Report the count of lines below that include "chiến", without any other text.
━━━━━ DATASET RECORDS ━━━━━
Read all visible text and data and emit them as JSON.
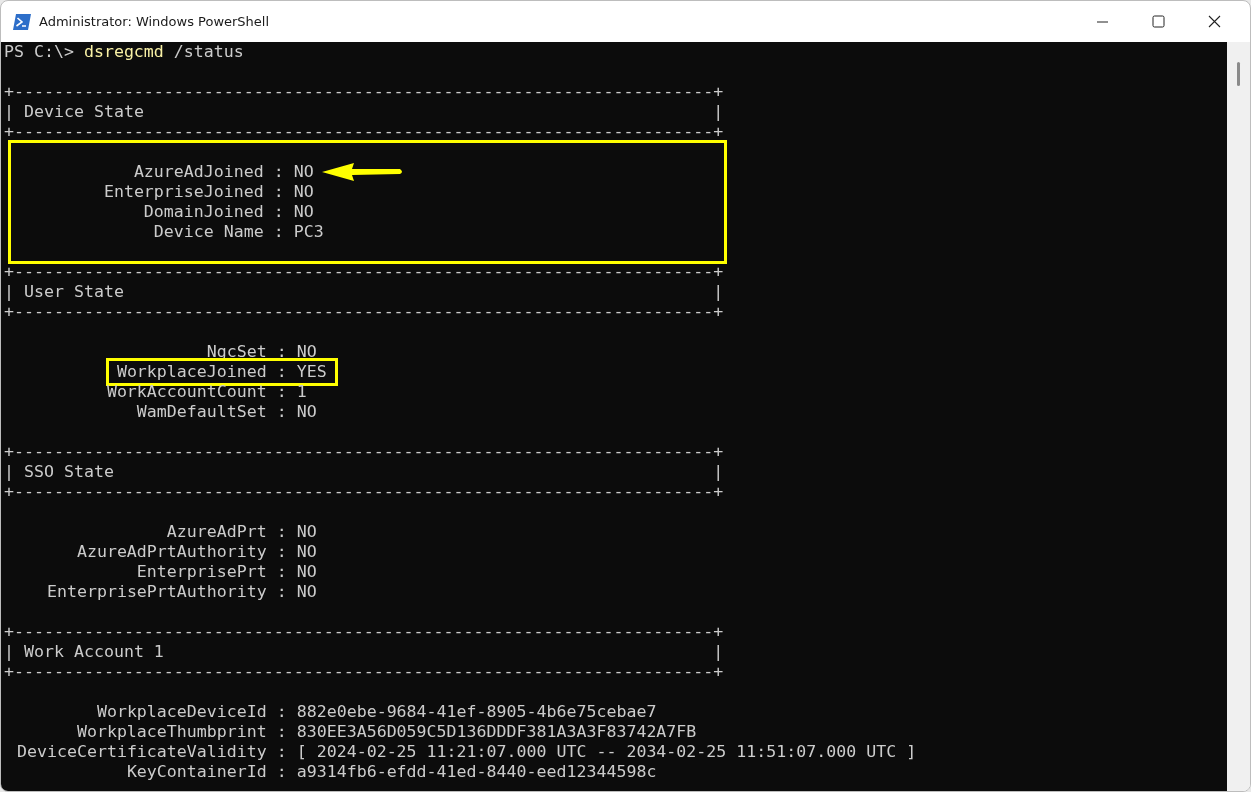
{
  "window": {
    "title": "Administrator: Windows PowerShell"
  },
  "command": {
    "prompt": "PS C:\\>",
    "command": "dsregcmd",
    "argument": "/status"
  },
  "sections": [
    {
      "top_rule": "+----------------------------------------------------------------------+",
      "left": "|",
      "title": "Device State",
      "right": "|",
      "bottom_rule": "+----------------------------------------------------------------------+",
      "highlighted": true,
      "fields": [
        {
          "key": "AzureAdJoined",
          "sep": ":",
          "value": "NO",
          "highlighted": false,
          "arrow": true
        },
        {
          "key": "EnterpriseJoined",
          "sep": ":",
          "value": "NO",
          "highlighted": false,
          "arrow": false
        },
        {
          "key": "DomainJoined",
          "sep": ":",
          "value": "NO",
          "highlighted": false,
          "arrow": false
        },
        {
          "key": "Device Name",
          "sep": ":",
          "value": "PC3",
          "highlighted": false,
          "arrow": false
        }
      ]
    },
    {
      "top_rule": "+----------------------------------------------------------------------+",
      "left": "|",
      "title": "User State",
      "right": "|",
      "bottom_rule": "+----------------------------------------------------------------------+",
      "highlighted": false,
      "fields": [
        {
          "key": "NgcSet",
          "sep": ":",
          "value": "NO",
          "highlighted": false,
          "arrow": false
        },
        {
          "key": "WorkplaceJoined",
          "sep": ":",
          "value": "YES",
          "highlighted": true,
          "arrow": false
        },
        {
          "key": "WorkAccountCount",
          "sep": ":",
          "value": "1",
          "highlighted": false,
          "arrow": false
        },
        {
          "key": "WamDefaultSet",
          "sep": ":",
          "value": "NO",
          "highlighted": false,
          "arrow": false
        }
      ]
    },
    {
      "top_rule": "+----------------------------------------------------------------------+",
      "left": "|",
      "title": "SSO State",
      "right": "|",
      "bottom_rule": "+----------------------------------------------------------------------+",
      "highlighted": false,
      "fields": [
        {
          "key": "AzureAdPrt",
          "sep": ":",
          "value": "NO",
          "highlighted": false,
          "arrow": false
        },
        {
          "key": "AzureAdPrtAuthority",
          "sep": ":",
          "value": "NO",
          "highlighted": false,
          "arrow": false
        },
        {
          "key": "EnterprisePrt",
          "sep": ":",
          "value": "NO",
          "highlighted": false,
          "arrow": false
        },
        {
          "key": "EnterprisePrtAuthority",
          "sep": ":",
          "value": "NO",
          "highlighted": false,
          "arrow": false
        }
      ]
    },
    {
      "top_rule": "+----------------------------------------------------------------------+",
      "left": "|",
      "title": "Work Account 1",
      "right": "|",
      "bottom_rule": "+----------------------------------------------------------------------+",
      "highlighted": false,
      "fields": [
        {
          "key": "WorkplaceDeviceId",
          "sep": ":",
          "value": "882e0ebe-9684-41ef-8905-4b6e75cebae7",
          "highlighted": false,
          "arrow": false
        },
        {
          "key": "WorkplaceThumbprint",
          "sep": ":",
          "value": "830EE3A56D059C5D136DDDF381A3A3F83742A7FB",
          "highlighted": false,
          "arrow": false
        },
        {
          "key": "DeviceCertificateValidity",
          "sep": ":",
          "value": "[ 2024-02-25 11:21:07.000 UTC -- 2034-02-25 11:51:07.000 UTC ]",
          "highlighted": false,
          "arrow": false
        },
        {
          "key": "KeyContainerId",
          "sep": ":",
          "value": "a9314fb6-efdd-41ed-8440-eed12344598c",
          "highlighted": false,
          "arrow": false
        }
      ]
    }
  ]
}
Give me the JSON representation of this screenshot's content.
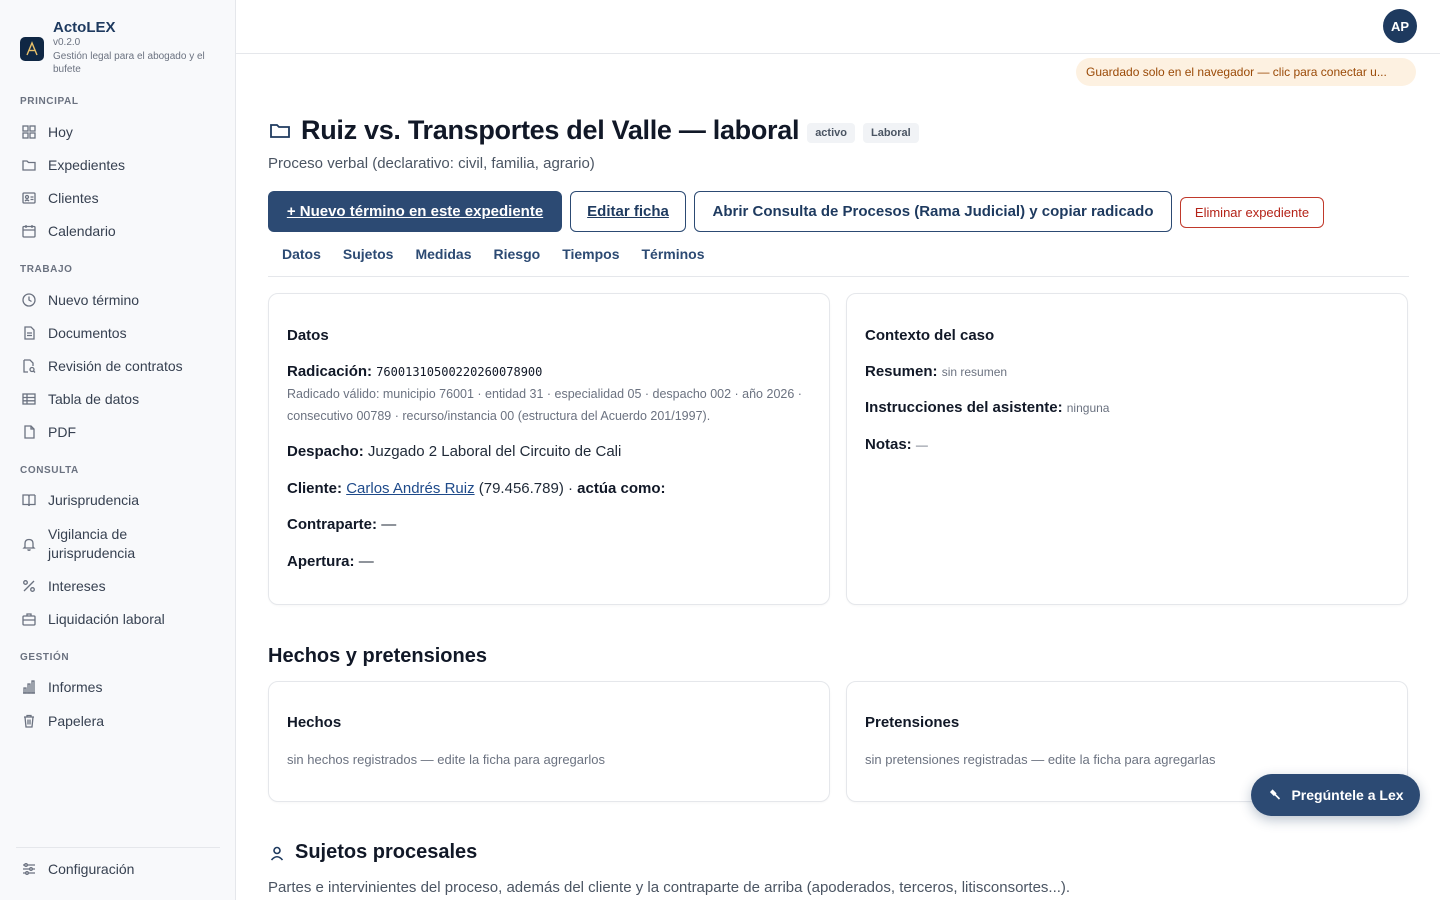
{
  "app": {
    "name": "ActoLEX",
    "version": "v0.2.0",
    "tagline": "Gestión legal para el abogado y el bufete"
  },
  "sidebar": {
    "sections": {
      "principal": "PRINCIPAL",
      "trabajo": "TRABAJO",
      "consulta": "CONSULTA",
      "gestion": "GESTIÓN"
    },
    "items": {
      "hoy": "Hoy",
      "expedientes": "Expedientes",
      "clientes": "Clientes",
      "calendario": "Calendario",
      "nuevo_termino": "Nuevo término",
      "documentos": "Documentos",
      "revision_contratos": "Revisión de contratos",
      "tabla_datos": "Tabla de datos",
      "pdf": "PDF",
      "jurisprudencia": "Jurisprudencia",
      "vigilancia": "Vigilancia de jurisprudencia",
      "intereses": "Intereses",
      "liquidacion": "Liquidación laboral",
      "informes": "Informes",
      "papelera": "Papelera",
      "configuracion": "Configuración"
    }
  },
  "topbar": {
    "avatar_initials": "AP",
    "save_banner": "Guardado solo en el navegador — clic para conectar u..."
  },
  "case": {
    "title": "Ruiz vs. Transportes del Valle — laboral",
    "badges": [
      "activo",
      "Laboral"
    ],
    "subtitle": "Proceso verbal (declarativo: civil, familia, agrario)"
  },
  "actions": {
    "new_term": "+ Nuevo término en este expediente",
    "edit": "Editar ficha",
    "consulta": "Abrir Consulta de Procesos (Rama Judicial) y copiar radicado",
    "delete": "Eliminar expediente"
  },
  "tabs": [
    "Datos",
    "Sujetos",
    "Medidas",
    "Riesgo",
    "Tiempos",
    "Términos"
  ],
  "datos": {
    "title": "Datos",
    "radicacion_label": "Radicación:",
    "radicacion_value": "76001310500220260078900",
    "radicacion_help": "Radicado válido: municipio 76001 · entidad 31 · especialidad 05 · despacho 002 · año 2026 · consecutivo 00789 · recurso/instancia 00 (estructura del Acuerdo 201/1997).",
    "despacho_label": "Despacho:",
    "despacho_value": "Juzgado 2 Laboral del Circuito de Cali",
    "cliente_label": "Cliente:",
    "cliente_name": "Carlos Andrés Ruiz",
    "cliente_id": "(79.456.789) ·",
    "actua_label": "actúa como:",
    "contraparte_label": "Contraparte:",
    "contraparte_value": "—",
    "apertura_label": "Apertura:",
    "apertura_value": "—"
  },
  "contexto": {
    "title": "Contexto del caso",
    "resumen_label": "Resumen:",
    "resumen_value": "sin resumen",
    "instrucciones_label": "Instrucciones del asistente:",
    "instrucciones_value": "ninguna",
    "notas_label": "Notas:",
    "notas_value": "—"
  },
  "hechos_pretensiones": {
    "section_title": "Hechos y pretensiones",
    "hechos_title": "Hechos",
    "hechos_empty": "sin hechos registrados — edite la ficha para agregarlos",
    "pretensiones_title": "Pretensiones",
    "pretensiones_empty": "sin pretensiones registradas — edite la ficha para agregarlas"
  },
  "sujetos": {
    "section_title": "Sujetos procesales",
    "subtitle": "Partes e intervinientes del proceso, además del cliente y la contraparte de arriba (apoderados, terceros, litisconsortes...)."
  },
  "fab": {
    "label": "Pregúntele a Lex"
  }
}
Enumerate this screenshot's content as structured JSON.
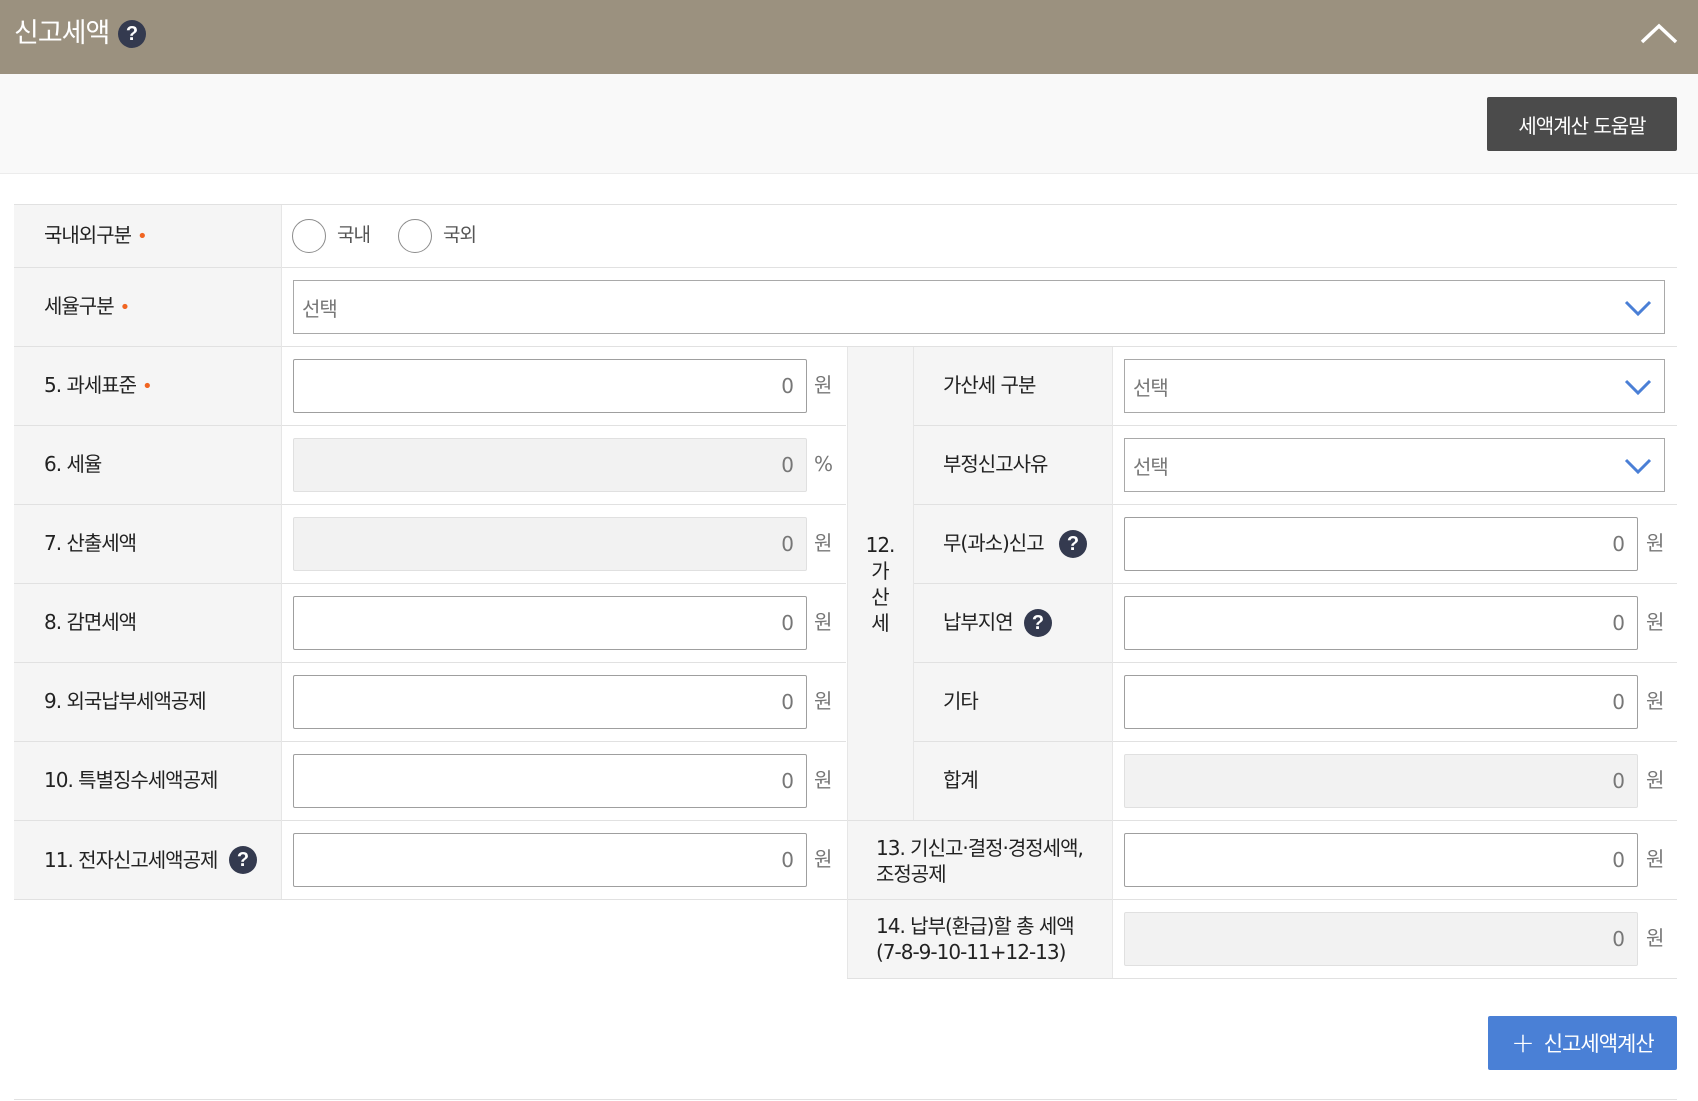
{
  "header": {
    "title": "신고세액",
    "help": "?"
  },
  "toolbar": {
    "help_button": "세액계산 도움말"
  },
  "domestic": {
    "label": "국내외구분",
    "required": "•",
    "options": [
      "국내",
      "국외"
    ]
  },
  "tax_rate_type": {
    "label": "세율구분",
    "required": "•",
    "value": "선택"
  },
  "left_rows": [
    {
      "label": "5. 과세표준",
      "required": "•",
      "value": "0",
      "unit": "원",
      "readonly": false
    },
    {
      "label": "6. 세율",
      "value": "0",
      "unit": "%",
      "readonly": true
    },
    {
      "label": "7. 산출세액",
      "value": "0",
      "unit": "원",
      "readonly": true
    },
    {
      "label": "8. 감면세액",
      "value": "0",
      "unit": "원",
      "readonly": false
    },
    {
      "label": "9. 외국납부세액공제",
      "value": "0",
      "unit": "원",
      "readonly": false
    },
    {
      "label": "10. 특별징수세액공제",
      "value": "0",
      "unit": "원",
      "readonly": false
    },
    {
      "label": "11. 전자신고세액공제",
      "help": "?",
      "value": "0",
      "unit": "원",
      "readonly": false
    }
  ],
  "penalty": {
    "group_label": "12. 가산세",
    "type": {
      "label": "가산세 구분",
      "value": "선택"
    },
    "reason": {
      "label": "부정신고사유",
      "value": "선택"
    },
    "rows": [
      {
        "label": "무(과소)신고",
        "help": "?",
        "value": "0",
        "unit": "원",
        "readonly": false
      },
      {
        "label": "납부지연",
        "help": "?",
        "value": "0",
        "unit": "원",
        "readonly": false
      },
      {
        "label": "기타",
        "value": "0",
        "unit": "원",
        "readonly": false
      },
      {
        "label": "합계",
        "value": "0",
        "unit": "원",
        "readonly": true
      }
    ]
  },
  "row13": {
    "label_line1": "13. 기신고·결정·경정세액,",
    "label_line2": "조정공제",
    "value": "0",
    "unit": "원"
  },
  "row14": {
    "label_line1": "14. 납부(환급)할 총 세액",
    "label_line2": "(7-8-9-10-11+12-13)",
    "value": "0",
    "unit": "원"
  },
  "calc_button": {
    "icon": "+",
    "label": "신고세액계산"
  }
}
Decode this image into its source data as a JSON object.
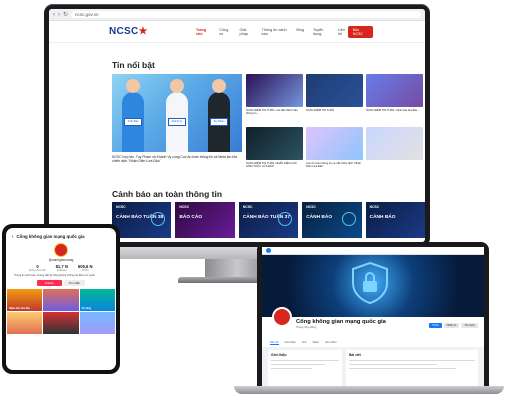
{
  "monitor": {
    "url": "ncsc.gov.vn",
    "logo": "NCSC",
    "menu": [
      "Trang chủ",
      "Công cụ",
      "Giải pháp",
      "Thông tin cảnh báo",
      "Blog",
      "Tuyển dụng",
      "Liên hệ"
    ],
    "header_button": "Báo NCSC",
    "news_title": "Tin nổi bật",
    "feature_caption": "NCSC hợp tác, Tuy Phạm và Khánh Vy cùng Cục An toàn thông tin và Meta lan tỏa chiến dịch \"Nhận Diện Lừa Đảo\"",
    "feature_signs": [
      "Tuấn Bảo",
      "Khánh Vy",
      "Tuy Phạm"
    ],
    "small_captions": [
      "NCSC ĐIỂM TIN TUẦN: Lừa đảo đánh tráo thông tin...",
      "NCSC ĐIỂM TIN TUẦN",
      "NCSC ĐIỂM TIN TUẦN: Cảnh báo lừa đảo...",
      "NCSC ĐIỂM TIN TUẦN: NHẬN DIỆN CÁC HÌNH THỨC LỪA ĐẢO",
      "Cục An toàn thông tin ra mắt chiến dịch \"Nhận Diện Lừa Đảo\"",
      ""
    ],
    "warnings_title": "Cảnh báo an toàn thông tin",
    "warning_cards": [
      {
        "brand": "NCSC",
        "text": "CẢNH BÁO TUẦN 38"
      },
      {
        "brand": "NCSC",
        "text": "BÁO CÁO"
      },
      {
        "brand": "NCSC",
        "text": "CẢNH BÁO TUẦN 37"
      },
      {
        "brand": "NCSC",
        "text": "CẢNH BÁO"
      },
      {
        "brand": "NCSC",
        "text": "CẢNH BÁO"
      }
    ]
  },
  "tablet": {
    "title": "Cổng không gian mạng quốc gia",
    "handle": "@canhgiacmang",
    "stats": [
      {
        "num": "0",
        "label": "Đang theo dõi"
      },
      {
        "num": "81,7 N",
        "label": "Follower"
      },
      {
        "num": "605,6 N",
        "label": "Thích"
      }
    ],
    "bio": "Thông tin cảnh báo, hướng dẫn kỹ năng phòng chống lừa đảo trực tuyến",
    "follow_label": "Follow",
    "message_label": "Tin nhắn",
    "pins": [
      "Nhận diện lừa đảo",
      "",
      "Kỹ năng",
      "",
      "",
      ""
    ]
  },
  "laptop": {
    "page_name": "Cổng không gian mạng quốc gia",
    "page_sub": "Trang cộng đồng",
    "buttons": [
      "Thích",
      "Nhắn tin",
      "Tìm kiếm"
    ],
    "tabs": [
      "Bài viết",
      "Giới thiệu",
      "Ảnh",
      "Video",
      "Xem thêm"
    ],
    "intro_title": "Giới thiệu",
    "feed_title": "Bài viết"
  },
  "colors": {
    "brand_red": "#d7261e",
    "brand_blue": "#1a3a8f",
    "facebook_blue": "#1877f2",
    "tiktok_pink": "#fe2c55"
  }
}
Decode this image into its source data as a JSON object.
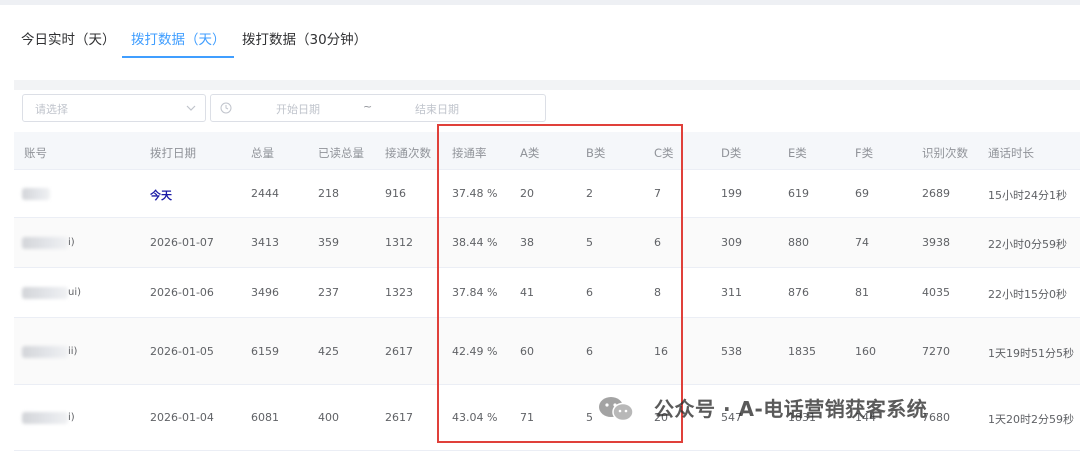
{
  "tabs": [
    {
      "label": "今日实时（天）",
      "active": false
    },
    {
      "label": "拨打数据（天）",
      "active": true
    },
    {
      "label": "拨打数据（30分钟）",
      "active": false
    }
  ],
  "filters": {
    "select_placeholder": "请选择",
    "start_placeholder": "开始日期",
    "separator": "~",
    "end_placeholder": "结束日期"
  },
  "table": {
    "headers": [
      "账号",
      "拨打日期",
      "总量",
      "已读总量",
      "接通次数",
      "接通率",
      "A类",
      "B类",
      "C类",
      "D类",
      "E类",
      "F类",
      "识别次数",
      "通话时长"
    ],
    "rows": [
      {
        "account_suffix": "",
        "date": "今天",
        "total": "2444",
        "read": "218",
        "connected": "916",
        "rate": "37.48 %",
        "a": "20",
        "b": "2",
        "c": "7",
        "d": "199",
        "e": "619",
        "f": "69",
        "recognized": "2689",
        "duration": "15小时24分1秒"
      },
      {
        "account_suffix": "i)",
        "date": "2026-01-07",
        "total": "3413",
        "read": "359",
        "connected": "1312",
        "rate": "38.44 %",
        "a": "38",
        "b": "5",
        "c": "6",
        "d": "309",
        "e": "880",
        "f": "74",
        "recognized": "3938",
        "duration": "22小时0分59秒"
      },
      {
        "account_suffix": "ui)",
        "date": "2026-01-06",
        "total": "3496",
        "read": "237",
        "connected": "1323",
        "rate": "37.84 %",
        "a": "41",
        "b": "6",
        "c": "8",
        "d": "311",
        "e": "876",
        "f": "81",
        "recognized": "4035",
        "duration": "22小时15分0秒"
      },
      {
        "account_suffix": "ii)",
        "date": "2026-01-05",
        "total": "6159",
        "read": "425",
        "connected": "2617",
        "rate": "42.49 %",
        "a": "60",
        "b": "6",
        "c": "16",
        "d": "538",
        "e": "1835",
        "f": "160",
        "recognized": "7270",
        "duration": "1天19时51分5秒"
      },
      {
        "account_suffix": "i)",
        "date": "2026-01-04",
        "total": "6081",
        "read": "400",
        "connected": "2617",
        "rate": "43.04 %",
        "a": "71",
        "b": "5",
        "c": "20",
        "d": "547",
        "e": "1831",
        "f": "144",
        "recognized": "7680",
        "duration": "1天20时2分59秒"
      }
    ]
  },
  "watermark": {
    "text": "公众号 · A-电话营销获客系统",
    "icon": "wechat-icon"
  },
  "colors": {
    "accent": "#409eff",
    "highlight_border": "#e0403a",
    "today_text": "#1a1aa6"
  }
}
━━━━━
ANSWER TO THE TASK => 2